Extracted data entries:
-- -- --

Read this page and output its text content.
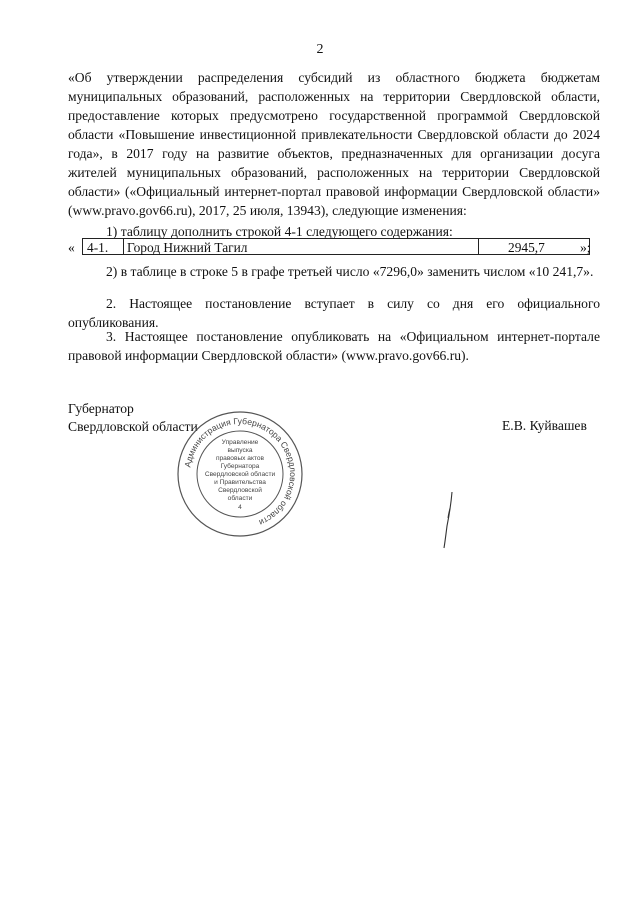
2
«Об утверждении распределения субсидий из областного бюджета бюджетам муниципальных образований, расположенных на территории Свердловской области, предоставление которых предусмотрено государственной программой Свердловской области «Повышение инвестиционной привлекательности Свердловской области до 2024 года», в 2017 году на развитие объектов, предназначенных для организации досуга жителей муниципальных образований, расположенных на территории Свердловской области» («Официальный интернет-портал правовой информации Свердловской области» (www.pravo.gov66.ru), 2017, 25 июля, 13943), следующие изменения:
1) таблицу дополнить строкой 4-1 следующего содержания:
« 4-1.	Город Нижний Тагил	2945,7	»;
2) в таблице в строке 5 в графе третьей число «7296,0» заменить числом «10 241,7».
2. Настоящее постановление вступает в силу со дня его официального опубликования.
3. Настоящее постановление опубликовать на «Официальном интернет-портале правовой информации Свердловской области» (www.pravo.gov66.ru).
Губернатор
Свердловской области	Е.В. Куйвашев
Администрация Губернатора Свердловской области
Управление
выпуска
правовых актов
Губернатора
Свердловской области
и Правительства
Свердловской
области
4
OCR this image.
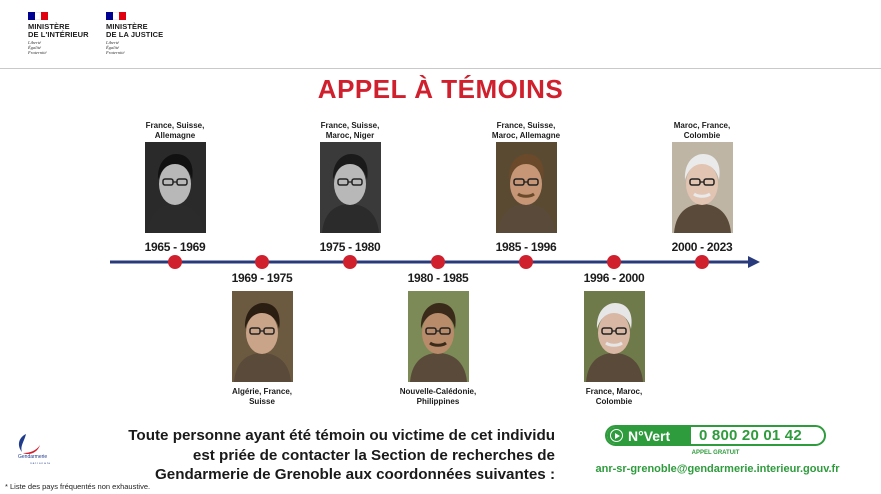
MINISTÈRE
DE L'INTÉRIEUR
Liberté
Égalité
Fraternité
MINISTÈRE
DE LA JUSTICE
Liberté
Égalité
Fraternité
APPEL À TÉMOINS
France, Suisse,
Allemagne
1965 - 1969
Algérie, France,
Suisse
1969 - 1975
France, Suisse,
Maroc, Niger
1975 - 1980
Nouvelle-Calédonie,
Philippines
1980 - 1985
France, Suisse,
Maroc, Allemagne
1985 - 1996
France, Maroc,
Colombie
1996 - 2000
Maroc, France,
Colombie
2000 - 2023
Toute personne ayant été témoin ou victime de cet individu
est priée de contacter la Section de recherches de
Gendarmerie de Grenoble aux coordonnées suivantes :
N°Vert 0 800 20 01 42
APPEL GRATUIT
anr-sr-grenoble@gendarmerie.interieur.gouv.fr
Gendarmerie
nationale
* Liste des pays fréquentés non exhaustive.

-- -- --

## Problem details
Transcribe all entries above exactly. Drop the pictures.

## Response to the task
Read this page and output its text content.
2
«Об утверждении распределения субсидий из областного бюджета бюджетам муниципальных образований, расположенных на территории Свердловской области, предоставление которых предусмотрено государственной программой Свердловской области «Повышение инвестиционной привлекательности Свердловской области до 2024 года», в 2017 году на развитие объектов, предназначенных для организации досуга жителей муниципальных образований, расположенных на территории Свердловской области» («Официальный интернет-портал правовой информации Свердловской области» (www.pravo.gov66.ru), 2017, 25 июля, 13943), следующие изменения:
1) таблицу дополнить строкой 4-1 следующего содержания:
« 4-1.	Город Нижний Тагил	2945,7	»;
2) в таблице в строке 5 в графе третьей число «7296,0» заменить числом «10 241,7».
2. Настоящее постановление вступает в силу со дня его официального опубликования.
3. Настоящее постановление опубликовать на «Официальном интернет-портале правовой информации Свердловской области» (www.pravo.gov66.ru).
Губернатор
Свердловской области	Е.В. Куйвашев
Администрация Губернатора Свердловской области
Управление
выпуска
правовых актов
Губернатора
Свердловской области
и Правительства
Свердловской
области
4
OCR this image.
MINISTÈRE
DE L'INTÉRIEUR
Liberté
Égalité
Fraternité
MINISTÈRE
DE LA JUSTICE
Liberté
Égalité
Fraternité
APPEL À TÉMOINS
France, Suisse,
Allemagne
1965 - 1969
Algérie, France,
Suisse
1969 - 1975
France, Suisse,
Maroc, Niger
1975 - 1980
Nouvelle-Calédonie,
Philippines
1980 - 1985
France, Suisse,
Maroc, Allemagne
1985 - 1996
France, Maroc,
Colombie
1996 - 2000
Maroc, France,
Colombie
2000 - 2023
Toute personne ayant été témoin ou victime de cet individu
est priée de contacter la Section de recherches de
Gendarmerie de Grenoble aux coordonnées suivantes :
N°Vert 0 800 20 01 42
APPEL GRATUIT
anr-sr-grenoble@gendarmerie.interieur.gouv.fr
Gendarmerie
nationale
* Liste des pays fréquentés non exhaustive.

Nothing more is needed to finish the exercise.